**Exercise description:**
Quote the finetuning notebook below word for word, everything from "## Parameters" down to "use your own.".
------ Document section ------
This notebook describes a simple case of finetuning. You can finetune either the `XLM-T` language model, or XLM-T sentiment, which has already been fine-tuned on sentiment analysis data, in 8 languages (this could be useful to do sentiment transfer learning on new languages).,

This notebook was modified from https://huggingface.co/transformers/custom_datasets.html

In [None]:
from transformers import AutoTokenizer
from transformers import AutoModelForSequenceClassification, Trainer, TrainingArguments
import torch

import numpy as np
from sklearn.metrics import classification_report

## Parameters

In [None]:
LR = 3e-5
EPOCHS = 5
BATCH_SIZE = 16
MODEL = "bert-base-multilingual-cased" # use this to finetune the language model
#MODEL = "cardiffnlp/twitter-xlm-roberta-base-sentiment" # use this to finetune the sentiment classifier
MAX_TRAINING_EXAMPLES = -1 # set this to -1 if you want to use the whole training set

## Data

We download the xml-t sentiment dataset (`UMSAB`) but you can use your own.
------ Data ------
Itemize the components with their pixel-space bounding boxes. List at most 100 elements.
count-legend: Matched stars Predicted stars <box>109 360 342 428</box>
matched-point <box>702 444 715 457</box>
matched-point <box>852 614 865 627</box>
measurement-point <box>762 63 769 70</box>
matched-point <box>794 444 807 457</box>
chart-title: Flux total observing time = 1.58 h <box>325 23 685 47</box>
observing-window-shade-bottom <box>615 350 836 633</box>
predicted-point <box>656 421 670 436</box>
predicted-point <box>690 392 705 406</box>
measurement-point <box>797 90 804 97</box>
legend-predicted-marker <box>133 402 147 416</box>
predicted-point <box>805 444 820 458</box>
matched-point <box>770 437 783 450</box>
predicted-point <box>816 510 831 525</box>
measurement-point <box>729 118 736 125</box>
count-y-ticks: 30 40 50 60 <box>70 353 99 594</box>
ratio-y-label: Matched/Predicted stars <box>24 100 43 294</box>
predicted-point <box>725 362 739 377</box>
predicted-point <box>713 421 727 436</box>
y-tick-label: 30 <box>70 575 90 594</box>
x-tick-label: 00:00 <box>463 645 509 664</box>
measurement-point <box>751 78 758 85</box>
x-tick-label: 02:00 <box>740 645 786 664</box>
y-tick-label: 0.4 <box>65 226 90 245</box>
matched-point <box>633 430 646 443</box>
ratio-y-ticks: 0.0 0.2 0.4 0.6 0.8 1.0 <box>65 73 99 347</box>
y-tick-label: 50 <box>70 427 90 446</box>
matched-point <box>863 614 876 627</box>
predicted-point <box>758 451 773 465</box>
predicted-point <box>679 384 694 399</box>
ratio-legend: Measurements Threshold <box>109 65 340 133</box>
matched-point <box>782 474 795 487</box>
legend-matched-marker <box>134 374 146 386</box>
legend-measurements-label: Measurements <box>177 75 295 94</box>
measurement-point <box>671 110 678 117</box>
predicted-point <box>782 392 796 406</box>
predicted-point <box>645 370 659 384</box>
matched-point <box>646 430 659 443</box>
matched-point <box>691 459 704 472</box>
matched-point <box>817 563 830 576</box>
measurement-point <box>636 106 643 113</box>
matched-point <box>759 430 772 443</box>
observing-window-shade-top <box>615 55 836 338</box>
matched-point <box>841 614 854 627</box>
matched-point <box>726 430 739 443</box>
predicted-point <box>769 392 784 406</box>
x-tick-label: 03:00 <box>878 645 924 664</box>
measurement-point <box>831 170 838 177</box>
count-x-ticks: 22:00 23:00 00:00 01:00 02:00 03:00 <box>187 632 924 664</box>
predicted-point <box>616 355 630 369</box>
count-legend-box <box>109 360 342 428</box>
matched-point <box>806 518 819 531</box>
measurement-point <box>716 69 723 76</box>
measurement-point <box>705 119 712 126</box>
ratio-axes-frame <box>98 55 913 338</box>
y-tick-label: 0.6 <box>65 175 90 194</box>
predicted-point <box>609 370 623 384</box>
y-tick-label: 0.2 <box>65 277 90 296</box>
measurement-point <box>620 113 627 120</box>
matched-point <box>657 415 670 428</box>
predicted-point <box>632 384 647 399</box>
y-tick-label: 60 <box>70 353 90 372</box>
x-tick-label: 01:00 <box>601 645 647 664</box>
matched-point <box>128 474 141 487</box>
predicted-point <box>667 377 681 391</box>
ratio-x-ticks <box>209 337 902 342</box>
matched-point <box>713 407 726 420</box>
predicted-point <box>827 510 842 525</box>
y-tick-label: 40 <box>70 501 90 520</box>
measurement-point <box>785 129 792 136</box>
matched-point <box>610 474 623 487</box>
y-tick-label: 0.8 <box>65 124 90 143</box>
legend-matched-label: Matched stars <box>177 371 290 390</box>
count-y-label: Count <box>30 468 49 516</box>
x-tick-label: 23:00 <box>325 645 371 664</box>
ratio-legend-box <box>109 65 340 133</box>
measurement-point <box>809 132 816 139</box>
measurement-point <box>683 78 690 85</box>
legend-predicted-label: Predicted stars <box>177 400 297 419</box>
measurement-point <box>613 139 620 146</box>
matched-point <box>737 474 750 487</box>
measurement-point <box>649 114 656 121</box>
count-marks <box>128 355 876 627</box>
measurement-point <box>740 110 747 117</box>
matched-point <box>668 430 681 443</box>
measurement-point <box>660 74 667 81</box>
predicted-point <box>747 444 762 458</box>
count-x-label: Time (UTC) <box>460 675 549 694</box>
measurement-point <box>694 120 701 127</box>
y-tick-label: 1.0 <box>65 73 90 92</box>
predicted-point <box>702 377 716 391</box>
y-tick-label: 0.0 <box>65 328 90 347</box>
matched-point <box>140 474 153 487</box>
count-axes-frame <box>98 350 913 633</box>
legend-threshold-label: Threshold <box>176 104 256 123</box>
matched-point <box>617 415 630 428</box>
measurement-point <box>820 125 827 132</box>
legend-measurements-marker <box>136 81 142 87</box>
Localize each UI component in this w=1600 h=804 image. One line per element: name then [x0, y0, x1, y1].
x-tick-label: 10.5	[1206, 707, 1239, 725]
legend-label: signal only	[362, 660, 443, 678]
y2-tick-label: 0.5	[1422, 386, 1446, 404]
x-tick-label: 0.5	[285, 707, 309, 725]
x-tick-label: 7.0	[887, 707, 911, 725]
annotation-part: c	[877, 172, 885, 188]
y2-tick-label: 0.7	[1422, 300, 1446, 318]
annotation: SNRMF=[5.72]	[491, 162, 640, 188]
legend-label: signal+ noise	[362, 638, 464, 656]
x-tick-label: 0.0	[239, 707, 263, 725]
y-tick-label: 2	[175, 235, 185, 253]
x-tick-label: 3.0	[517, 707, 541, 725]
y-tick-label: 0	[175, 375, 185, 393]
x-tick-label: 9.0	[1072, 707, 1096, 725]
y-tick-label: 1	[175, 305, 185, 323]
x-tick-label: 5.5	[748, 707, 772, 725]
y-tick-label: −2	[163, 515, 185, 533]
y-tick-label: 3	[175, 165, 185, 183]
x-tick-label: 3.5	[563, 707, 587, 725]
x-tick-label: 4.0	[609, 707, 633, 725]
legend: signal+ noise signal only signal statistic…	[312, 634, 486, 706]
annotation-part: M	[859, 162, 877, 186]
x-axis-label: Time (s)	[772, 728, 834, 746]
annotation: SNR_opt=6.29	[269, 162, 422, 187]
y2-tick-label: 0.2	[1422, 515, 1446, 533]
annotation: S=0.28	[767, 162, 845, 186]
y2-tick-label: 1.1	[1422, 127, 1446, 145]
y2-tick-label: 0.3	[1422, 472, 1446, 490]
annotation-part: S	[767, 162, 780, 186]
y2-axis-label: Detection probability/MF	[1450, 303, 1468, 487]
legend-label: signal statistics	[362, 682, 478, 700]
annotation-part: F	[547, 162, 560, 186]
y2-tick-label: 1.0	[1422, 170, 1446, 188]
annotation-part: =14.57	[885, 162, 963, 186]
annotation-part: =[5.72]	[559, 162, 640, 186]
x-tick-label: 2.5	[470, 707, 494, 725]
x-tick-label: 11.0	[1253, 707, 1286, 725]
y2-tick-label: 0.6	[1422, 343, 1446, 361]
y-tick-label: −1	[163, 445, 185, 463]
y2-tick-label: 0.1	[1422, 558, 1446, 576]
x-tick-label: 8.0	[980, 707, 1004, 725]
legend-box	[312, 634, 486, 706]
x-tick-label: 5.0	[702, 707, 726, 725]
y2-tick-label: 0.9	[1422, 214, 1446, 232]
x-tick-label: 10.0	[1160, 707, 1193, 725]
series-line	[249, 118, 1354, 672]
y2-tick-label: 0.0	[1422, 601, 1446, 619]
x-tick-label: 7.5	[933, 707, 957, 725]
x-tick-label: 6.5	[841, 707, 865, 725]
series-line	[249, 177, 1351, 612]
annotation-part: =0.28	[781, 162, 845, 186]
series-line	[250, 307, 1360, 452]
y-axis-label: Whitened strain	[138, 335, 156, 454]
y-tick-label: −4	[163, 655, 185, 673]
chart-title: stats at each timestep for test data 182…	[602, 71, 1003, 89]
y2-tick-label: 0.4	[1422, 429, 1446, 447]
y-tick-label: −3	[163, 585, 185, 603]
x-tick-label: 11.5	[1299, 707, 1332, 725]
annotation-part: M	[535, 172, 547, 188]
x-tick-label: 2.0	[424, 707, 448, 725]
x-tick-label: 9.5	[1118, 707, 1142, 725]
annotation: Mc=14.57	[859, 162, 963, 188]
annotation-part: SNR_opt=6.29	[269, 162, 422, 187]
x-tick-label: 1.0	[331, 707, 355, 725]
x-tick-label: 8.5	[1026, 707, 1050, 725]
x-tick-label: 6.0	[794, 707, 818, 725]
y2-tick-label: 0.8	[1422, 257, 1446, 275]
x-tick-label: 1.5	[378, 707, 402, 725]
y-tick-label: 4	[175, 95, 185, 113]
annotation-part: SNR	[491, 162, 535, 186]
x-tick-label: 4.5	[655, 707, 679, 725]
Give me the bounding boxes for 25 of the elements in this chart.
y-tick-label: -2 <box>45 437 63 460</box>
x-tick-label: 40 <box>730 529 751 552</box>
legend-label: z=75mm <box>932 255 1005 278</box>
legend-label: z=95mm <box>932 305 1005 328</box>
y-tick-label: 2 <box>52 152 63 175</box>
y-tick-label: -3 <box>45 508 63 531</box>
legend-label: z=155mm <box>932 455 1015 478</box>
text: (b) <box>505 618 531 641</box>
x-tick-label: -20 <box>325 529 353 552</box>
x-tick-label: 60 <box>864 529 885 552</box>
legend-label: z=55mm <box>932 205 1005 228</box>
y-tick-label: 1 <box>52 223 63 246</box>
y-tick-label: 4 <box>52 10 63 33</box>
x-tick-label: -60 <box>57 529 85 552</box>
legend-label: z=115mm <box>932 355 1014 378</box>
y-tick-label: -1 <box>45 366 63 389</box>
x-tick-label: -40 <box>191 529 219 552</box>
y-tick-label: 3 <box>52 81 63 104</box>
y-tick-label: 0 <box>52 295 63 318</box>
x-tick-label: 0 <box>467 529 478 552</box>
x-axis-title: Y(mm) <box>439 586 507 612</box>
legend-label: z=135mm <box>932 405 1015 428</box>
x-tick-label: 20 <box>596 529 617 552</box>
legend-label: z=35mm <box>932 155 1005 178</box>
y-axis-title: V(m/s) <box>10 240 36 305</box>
------
**Answer to this exercise:**
## Parameters

In [None]:
LR = 3e-5
EPOCHS = 5
BATCH_SIZE = 16
MODEL = "bert-base-multilingual-cased" # use this to finetune the language model
#MODEL = "cardiffnlp/twitter-xlm-roberta-base-sentiment" # use this to finetune the sentiment classifier
MAX_TRAINING_EXAMPLES = -1 # set this to -1 if you want to use the whole training set

## Data

We download the xml-t sentiment dataset (`UMSAB`) but you can use your own.